___ STORED RECORDS

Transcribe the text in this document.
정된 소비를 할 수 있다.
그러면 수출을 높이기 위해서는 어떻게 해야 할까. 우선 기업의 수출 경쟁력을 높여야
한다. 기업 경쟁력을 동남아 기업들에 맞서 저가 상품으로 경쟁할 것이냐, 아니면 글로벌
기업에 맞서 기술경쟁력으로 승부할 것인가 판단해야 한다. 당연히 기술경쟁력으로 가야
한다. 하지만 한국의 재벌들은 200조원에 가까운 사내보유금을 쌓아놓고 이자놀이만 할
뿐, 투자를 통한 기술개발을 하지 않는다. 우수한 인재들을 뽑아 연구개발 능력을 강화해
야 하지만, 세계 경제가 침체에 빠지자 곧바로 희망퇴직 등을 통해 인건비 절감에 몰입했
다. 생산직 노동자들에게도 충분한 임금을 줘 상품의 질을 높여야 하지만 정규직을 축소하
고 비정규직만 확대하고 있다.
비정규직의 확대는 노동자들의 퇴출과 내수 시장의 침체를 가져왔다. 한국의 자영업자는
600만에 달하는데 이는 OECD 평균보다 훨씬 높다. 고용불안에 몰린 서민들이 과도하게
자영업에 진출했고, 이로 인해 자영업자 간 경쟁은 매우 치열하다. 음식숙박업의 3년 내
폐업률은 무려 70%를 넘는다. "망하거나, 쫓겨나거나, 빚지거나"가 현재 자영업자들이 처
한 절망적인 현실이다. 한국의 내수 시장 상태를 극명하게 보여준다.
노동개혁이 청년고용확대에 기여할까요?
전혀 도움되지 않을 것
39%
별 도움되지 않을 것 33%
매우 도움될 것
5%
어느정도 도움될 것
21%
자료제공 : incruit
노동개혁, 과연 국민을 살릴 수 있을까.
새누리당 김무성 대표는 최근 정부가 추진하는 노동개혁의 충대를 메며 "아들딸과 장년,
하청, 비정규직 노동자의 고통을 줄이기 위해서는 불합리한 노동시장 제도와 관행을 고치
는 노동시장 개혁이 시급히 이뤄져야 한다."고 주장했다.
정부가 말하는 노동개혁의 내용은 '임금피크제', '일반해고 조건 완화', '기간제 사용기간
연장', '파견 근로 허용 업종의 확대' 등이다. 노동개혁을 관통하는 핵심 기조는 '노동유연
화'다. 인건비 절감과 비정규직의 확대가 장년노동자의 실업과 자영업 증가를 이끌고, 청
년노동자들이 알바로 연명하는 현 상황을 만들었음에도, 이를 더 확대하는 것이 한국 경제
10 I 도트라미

______
___ STORED RECORDS

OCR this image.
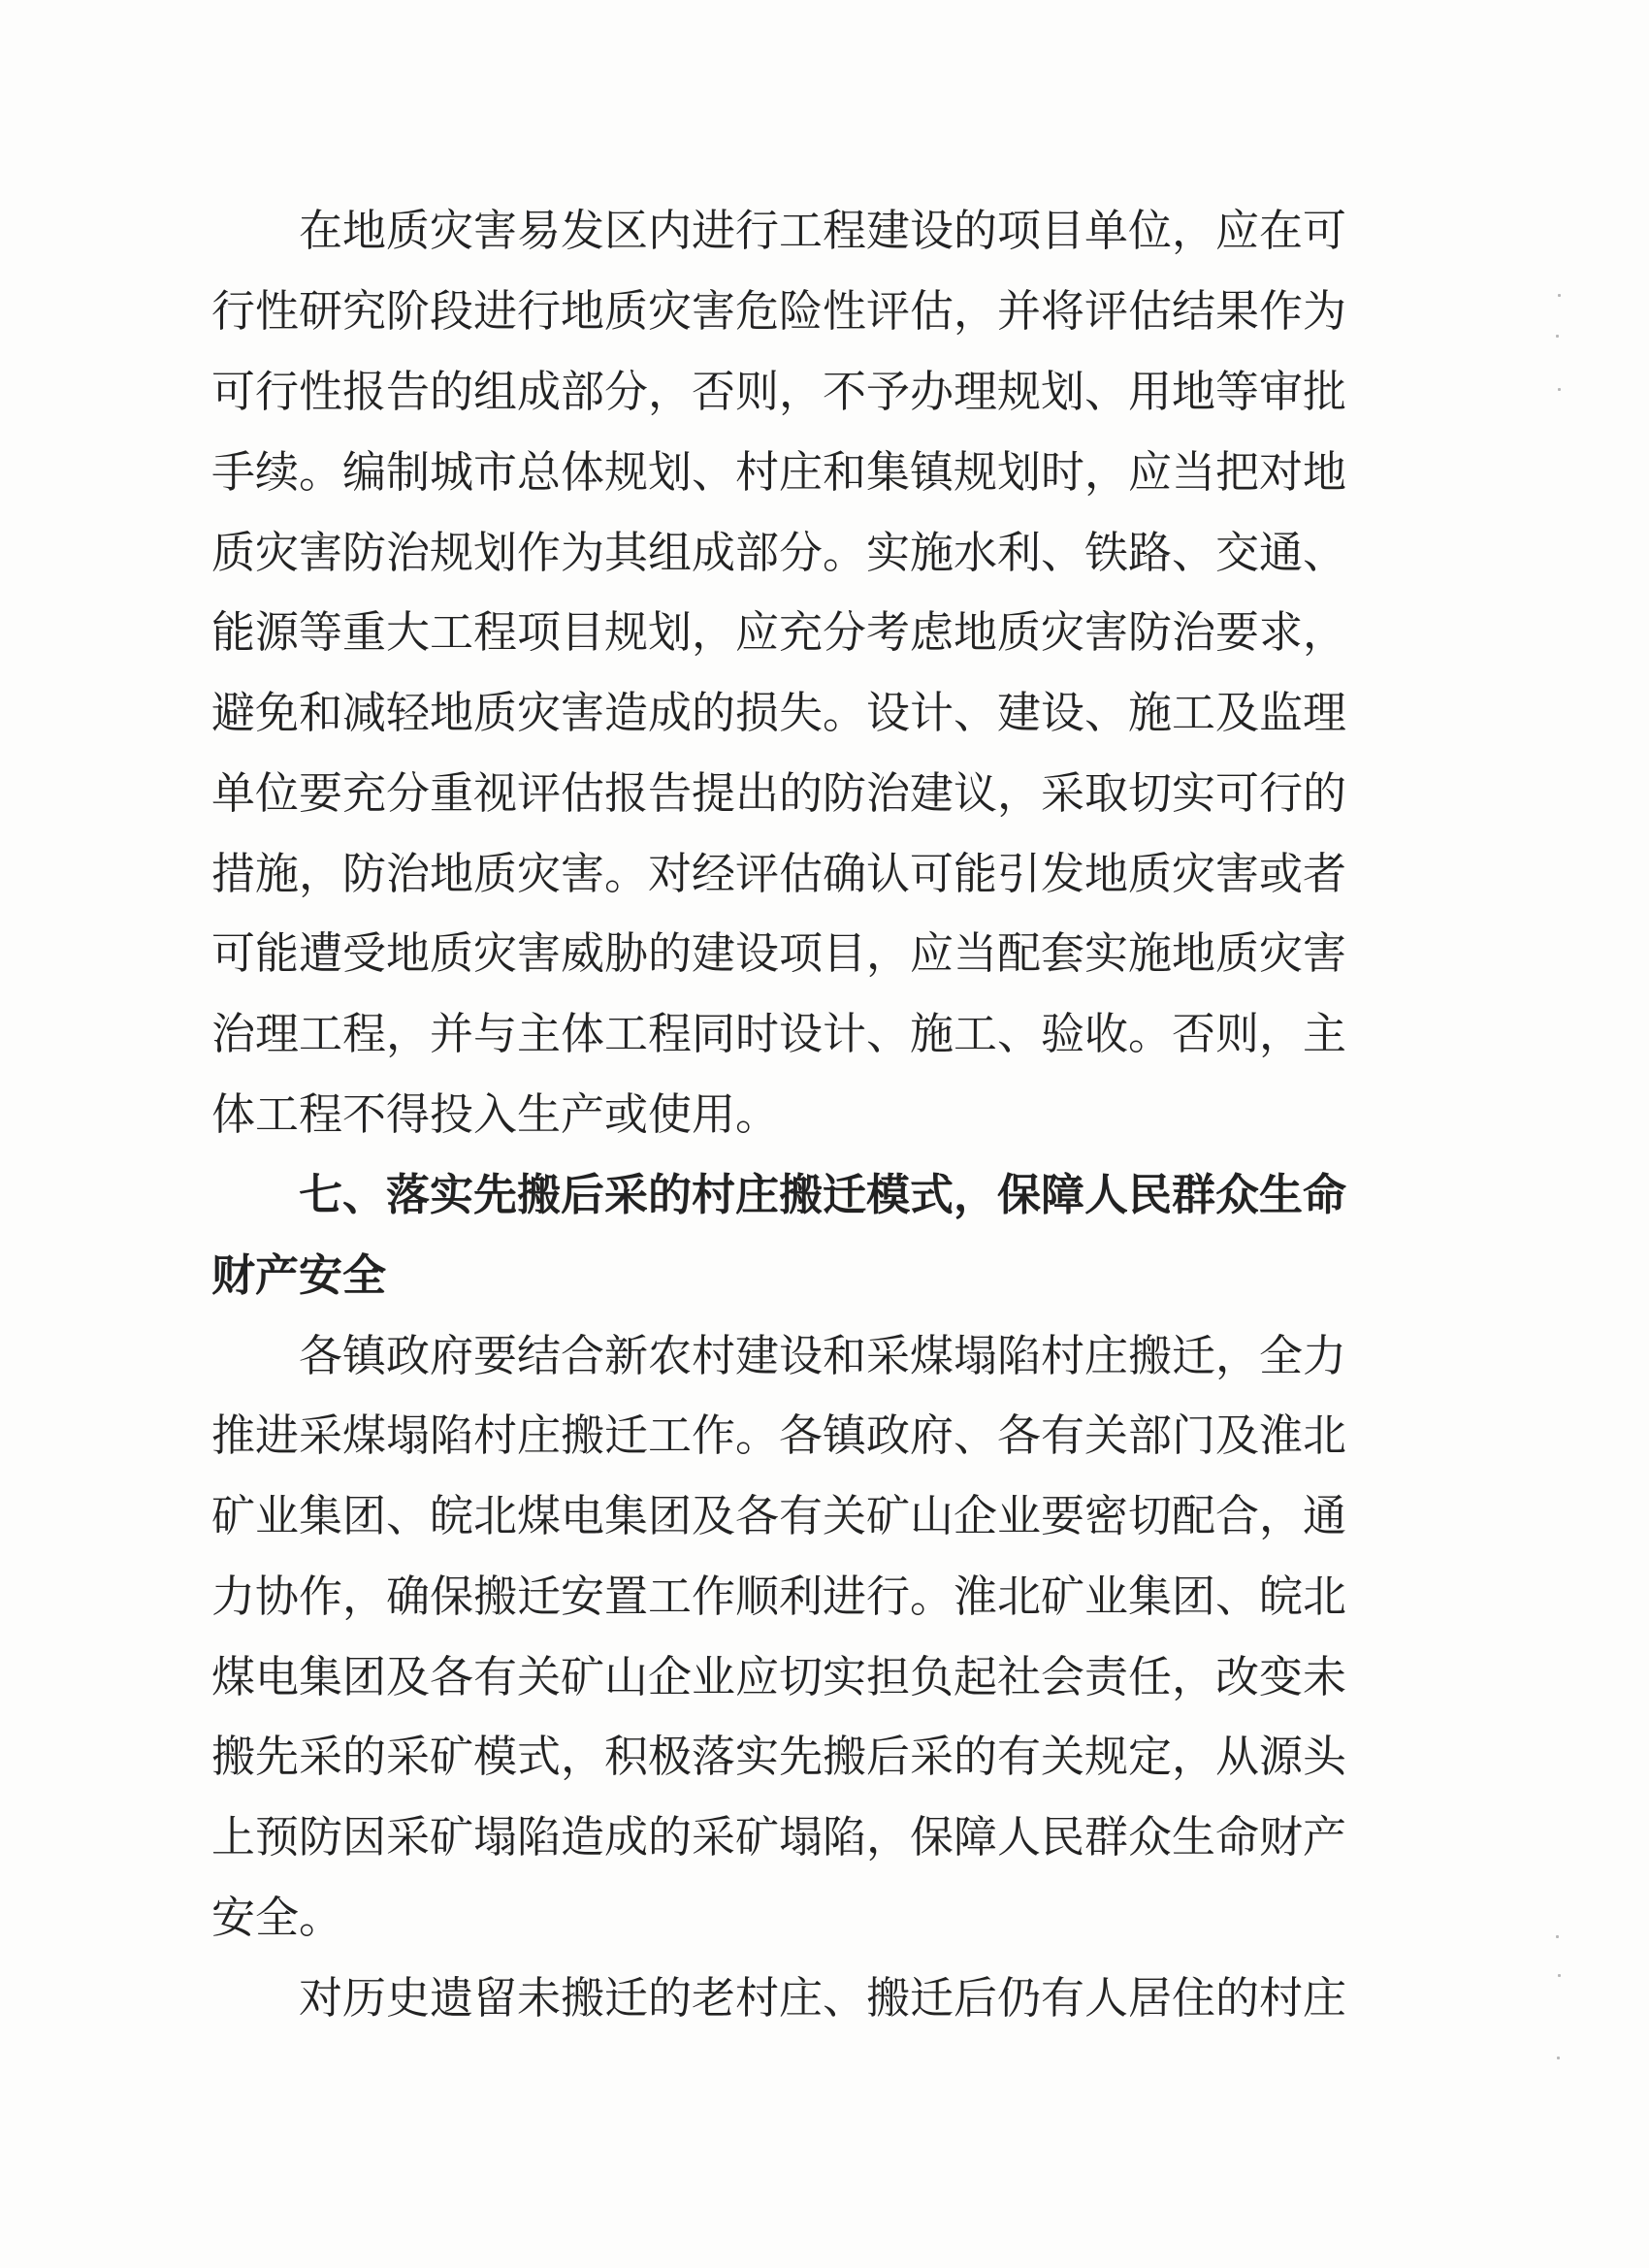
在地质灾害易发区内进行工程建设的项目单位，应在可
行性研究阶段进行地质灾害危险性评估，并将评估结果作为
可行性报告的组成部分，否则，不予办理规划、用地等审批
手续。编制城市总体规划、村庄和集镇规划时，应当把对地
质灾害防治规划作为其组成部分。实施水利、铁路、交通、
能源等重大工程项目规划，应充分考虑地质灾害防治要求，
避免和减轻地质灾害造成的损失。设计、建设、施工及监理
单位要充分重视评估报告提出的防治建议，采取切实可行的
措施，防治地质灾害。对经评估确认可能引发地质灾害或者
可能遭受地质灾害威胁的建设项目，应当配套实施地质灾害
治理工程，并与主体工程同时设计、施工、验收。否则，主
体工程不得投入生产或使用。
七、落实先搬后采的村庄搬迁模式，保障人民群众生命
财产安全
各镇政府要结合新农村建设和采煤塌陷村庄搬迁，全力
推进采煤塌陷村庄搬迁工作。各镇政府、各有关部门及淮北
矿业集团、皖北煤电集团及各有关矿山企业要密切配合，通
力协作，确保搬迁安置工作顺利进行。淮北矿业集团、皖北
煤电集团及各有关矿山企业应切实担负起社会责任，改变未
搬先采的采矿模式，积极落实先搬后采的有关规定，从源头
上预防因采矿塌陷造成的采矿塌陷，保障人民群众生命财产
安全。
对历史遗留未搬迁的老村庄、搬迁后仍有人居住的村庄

______

■ EXERCISE PROMPT: Collect, from the material above, every line containing the word "비정규직의".

■ FINAL ANSWER:
비정규직의 확대는 노동자들의 퇴출과 내수 시장의 침체를 가져왔다. 한국의 자영업자는
화'다. 인건비 절감과 비정규직의 확대가 장년노동자의 실업과 자영업 증가를 이끌고, 청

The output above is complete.